PROBLEM TO WORK ON — In the records that follow, show each line where the word "data" is present.

>>>

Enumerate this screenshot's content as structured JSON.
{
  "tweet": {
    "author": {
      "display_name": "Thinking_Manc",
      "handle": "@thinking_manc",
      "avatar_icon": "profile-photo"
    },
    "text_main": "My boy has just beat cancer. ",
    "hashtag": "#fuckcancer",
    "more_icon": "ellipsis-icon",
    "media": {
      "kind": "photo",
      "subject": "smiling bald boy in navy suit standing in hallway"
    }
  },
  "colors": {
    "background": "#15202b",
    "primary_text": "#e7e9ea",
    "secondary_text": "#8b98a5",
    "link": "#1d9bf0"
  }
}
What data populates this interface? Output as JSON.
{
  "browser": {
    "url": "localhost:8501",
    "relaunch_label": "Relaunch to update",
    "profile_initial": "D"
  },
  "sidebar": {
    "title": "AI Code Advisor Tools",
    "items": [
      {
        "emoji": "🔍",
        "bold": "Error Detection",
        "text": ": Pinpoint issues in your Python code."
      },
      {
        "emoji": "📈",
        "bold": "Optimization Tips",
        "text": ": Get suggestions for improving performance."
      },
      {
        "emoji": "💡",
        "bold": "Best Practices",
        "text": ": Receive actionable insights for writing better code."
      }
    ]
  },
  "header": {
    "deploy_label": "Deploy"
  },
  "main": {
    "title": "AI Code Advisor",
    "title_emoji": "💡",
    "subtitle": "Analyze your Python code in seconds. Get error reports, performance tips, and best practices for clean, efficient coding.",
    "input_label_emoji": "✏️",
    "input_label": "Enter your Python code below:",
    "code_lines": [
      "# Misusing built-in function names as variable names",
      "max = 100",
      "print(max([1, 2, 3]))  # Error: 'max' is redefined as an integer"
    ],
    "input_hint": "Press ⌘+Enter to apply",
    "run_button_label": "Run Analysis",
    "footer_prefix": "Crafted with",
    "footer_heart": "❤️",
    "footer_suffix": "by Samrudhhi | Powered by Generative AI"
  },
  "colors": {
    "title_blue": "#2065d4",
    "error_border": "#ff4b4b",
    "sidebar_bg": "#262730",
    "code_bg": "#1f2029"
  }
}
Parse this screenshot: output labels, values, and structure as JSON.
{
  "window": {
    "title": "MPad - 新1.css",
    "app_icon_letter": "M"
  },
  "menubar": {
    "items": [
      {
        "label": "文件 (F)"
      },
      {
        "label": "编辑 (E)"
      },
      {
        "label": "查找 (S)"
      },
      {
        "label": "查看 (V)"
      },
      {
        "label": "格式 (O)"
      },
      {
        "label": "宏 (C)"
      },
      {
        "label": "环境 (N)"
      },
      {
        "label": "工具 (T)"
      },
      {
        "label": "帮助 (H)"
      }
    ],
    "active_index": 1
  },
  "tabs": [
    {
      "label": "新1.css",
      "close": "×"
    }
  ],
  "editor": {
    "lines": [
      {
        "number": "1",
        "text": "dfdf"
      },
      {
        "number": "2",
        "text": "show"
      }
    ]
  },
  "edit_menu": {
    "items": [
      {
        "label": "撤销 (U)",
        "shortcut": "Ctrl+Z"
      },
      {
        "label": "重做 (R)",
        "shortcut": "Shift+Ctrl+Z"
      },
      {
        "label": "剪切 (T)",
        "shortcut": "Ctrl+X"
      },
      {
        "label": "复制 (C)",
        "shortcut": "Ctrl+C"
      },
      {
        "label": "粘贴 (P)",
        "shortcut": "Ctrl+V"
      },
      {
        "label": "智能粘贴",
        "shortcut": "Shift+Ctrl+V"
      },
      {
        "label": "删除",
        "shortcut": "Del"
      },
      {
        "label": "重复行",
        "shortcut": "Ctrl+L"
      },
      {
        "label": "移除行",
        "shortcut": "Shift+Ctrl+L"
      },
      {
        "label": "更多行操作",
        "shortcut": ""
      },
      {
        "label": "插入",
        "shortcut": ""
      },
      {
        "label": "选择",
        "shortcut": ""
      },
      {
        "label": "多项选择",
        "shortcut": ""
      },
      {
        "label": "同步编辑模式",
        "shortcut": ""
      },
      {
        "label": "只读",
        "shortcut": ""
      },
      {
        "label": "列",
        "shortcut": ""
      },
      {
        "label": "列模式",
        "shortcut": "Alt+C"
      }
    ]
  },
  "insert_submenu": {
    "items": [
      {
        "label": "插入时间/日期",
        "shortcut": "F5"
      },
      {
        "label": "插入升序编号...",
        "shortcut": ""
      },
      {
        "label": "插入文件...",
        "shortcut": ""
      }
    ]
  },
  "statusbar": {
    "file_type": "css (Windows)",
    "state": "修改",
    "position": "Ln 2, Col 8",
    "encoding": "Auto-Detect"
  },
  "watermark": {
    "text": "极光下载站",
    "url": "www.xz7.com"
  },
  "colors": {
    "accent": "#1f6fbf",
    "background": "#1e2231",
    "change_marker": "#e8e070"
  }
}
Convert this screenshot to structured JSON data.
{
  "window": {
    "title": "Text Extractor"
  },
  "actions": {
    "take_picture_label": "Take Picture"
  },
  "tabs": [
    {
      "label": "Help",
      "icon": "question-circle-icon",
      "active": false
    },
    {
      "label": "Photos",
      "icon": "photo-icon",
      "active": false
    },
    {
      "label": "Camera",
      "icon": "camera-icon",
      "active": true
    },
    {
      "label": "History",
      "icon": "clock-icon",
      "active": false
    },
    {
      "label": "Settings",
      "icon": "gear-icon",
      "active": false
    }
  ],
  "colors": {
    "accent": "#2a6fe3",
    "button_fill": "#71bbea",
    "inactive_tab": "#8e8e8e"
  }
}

<<<

SOLVED EXERCISE —
What data populates this interface? Output as JSON.
Convert this screenshot to structured JSON data.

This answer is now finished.